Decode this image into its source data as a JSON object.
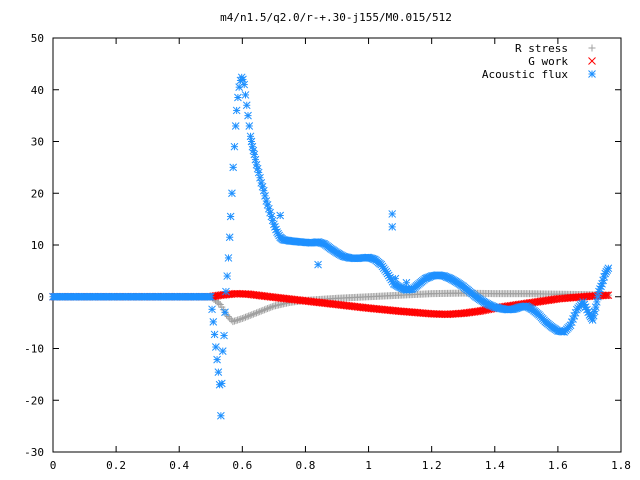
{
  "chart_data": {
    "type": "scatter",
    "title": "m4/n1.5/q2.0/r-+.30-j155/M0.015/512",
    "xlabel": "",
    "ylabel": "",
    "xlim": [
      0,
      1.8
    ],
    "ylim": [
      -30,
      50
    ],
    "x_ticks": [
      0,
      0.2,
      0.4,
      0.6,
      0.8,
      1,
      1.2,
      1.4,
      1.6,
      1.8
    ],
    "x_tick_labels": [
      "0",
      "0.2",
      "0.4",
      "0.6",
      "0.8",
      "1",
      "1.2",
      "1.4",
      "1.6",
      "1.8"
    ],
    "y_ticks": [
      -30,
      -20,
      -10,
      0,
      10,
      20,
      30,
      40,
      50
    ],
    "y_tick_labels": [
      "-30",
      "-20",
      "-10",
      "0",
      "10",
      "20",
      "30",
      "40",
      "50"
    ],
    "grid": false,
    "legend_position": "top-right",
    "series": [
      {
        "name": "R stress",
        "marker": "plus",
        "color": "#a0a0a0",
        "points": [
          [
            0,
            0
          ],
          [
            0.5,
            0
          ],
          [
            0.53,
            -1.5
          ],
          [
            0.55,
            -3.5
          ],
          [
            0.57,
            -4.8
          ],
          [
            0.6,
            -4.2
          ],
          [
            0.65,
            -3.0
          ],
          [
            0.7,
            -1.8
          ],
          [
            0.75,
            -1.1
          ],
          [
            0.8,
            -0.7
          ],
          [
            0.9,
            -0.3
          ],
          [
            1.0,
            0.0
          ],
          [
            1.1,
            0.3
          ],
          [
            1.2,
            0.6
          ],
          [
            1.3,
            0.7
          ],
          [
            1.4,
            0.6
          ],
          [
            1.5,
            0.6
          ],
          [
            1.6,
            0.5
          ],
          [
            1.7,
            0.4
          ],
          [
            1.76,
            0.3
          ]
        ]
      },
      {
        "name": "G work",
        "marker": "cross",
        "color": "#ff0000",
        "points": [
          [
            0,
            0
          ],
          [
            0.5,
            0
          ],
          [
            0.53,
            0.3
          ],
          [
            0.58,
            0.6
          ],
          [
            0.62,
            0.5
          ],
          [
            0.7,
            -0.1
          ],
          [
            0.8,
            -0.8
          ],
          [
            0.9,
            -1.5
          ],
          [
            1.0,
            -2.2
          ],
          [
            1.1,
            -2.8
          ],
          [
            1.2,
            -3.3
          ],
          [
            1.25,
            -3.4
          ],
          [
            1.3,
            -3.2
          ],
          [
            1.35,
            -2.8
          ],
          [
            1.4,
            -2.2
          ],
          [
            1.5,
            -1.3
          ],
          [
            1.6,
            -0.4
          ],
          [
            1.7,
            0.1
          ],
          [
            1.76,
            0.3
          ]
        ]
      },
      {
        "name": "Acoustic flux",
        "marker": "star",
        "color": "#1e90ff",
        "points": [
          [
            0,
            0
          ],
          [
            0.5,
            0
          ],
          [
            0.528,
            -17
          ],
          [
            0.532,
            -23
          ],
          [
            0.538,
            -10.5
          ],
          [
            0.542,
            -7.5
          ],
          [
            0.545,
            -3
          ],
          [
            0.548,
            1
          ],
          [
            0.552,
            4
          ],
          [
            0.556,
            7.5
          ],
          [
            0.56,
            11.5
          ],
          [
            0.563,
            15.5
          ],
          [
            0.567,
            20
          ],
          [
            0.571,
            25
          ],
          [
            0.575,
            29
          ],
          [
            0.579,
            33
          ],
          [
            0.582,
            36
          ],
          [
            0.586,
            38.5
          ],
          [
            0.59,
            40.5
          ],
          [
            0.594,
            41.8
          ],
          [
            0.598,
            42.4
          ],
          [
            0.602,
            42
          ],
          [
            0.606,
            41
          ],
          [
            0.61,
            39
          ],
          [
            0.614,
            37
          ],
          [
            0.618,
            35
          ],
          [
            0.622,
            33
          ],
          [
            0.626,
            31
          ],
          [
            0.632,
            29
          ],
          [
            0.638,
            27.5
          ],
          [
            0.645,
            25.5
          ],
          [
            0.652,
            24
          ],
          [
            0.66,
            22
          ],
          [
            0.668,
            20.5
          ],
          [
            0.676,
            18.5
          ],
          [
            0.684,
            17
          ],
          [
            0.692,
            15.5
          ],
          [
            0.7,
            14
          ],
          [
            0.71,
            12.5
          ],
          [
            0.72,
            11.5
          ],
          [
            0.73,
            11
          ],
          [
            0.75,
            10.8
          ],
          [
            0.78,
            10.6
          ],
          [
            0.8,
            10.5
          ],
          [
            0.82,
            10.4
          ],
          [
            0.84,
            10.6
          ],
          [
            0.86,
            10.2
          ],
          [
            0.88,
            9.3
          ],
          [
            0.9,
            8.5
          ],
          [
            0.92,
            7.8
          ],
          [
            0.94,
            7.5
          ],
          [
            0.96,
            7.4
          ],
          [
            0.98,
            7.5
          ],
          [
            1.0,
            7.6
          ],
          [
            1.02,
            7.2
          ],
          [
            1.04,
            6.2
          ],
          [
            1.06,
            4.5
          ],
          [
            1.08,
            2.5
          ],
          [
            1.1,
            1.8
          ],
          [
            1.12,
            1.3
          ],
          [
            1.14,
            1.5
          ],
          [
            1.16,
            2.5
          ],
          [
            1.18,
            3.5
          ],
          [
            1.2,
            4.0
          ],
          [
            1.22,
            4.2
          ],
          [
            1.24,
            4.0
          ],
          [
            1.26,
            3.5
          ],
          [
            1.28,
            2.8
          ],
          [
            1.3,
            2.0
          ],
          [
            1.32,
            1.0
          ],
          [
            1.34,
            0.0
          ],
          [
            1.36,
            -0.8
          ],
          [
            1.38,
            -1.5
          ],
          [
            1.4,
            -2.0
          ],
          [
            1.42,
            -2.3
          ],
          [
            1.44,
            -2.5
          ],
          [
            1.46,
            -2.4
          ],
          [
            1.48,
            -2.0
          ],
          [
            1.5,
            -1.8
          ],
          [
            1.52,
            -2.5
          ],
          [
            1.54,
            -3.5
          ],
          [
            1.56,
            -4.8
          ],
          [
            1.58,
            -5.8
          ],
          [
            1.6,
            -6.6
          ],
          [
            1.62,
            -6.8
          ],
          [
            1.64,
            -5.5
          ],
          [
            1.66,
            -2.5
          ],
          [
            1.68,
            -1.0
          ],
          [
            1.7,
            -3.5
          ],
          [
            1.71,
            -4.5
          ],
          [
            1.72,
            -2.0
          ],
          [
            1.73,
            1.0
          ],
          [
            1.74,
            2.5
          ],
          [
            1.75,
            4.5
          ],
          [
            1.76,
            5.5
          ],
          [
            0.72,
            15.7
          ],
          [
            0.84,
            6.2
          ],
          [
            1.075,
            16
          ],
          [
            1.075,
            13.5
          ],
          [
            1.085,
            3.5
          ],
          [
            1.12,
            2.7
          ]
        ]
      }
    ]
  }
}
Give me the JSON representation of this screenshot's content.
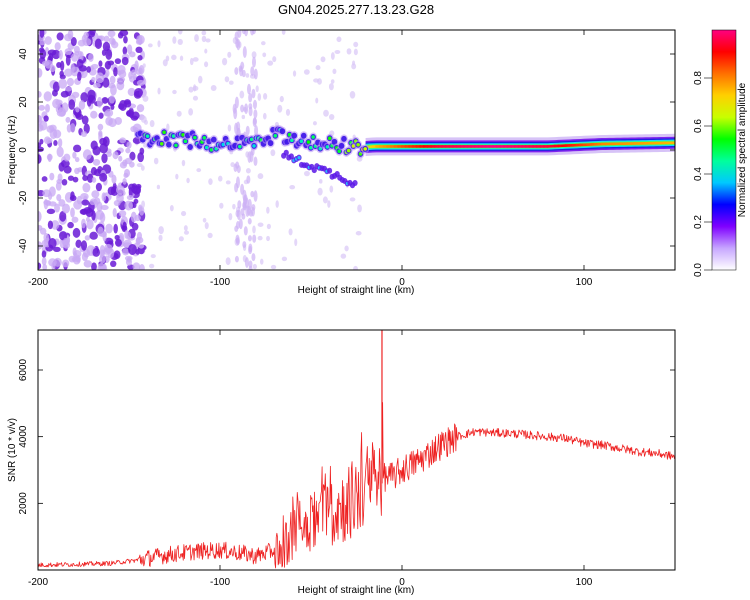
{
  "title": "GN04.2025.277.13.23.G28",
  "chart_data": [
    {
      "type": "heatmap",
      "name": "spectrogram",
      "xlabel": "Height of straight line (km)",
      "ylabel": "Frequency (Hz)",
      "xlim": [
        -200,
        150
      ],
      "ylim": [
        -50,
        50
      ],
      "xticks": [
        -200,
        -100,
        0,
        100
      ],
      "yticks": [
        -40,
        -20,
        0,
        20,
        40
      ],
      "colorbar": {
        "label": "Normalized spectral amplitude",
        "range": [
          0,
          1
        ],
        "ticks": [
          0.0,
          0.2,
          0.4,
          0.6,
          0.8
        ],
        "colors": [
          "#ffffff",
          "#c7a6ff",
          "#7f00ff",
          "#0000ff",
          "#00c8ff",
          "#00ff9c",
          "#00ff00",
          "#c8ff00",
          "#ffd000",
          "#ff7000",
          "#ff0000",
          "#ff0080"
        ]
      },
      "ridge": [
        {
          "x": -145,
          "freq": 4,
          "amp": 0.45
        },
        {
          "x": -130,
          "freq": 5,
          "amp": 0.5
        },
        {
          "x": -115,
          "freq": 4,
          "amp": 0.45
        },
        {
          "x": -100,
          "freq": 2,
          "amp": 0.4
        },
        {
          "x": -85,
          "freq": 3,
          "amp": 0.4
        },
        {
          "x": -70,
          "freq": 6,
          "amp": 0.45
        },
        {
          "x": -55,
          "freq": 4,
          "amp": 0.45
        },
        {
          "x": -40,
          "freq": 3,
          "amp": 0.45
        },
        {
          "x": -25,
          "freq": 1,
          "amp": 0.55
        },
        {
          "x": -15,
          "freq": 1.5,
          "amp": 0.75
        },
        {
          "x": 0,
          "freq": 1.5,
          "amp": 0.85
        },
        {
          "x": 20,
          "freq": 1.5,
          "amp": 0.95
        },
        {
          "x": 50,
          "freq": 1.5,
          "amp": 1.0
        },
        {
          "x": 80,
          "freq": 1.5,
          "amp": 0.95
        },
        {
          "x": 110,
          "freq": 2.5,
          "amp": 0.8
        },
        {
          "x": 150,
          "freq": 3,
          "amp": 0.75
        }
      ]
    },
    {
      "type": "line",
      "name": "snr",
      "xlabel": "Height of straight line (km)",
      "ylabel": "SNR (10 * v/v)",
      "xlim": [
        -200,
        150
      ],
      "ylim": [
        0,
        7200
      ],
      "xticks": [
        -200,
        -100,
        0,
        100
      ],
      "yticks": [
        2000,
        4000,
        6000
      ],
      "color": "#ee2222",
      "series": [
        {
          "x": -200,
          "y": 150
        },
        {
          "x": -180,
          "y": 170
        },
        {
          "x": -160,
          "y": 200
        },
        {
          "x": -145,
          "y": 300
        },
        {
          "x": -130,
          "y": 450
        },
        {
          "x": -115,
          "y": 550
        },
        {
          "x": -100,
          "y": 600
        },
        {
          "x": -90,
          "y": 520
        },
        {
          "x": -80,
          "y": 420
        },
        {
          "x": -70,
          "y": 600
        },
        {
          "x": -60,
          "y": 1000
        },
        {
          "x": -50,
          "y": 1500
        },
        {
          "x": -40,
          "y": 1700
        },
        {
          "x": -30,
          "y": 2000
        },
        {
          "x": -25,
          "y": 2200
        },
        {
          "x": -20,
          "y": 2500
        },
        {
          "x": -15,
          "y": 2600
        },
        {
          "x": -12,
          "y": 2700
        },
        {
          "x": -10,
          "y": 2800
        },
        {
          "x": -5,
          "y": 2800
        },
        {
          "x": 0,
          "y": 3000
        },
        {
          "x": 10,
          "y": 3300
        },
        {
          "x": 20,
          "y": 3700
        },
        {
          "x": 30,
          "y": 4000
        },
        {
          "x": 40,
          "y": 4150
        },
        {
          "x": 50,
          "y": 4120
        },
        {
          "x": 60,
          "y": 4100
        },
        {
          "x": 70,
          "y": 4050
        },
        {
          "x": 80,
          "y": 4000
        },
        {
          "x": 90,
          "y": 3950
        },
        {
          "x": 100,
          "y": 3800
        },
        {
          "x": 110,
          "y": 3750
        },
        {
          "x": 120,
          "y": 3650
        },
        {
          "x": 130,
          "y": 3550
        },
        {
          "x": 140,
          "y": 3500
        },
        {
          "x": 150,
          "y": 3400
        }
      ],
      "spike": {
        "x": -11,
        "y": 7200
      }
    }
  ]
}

§ §

Write out each line of the data that holds the string "type".

* THE RESULT *
    "type": "scatter",
      "type": "heatmap",
      "type": "line",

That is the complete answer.